Written problem » Wherever the string "History" appears, copy the whole line.

Data to process »

┌──

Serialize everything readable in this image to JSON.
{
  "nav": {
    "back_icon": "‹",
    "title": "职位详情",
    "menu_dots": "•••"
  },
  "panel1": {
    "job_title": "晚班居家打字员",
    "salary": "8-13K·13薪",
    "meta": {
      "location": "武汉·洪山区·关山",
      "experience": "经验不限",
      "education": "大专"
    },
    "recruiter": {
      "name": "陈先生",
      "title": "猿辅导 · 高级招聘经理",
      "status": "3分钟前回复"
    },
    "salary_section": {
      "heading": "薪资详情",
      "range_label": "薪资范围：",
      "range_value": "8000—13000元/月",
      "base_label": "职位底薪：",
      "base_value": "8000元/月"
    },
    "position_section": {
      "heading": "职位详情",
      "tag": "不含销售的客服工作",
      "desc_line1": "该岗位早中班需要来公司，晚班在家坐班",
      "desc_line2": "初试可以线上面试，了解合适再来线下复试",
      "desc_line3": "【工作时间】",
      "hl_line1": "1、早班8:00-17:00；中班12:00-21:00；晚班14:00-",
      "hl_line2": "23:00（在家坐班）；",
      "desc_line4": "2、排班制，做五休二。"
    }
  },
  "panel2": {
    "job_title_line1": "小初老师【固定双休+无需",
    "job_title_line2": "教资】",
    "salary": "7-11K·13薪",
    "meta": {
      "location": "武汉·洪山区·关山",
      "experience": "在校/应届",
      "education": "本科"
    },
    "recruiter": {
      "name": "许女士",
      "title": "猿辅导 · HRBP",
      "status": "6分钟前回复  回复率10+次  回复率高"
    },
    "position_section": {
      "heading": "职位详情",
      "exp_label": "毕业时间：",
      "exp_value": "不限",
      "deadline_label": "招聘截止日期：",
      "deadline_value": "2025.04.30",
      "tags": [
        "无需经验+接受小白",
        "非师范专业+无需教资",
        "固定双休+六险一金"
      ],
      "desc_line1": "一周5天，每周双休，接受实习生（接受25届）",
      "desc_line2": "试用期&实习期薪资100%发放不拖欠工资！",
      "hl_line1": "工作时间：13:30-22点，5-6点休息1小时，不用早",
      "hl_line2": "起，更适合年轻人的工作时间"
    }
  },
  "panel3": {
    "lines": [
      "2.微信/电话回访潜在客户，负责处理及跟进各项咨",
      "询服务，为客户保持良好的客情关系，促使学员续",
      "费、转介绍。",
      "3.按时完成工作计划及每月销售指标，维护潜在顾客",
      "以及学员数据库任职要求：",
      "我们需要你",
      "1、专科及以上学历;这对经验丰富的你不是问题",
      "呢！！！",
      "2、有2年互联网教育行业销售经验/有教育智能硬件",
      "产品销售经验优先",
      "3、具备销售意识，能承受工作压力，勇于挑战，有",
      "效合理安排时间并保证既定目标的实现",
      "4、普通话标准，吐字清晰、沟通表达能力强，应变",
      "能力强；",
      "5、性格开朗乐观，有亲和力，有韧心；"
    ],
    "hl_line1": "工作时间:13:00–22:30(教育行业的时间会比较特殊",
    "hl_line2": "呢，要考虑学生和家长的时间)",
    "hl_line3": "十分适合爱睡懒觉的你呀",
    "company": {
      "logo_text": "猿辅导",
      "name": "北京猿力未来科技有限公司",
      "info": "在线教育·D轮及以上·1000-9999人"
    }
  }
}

└──
┌──

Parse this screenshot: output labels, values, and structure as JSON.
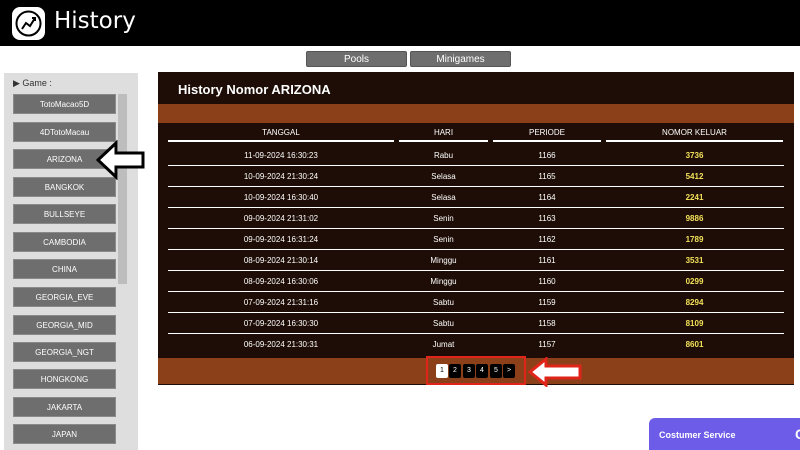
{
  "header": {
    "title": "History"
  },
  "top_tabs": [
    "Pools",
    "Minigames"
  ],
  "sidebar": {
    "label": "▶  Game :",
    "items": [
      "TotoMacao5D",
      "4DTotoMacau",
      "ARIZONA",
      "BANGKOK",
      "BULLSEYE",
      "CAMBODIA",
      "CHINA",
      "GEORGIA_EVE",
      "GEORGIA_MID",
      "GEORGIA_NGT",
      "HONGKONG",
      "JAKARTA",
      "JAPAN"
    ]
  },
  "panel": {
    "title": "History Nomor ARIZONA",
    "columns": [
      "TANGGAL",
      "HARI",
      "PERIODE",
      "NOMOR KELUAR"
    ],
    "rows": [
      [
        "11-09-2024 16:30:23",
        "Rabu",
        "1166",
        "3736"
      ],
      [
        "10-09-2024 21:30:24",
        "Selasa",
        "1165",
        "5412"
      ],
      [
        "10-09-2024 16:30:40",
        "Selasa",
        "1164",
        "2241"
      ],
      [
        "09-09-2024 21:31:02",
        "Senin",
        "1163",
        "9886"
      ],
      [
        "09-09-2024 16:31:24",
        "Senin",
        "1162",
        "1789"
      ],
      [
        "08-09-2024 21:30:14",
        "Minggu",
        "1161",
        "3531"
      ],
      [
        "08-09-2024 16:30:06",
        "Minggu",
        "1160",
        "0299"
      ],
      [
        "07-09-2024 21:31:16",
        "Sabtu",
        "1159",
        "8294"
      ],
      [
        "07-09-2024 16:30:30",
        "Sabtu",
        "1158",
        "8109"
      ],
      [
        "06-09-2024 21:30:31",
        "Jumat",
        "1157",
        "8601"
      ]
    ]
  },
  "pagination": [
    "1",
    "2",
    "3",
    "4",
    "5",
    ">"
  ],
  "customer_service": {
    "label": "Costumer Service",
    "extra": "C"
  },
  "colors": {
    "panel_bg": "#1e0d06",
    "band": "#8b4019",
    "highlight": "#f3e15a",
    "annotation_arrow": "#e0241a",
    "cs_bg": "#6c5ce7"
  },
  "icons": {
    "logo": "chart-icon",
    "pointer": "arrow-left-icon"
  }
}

└──

Task answer »
    "title": "History"
    "title": "History Nomor ARIZONA",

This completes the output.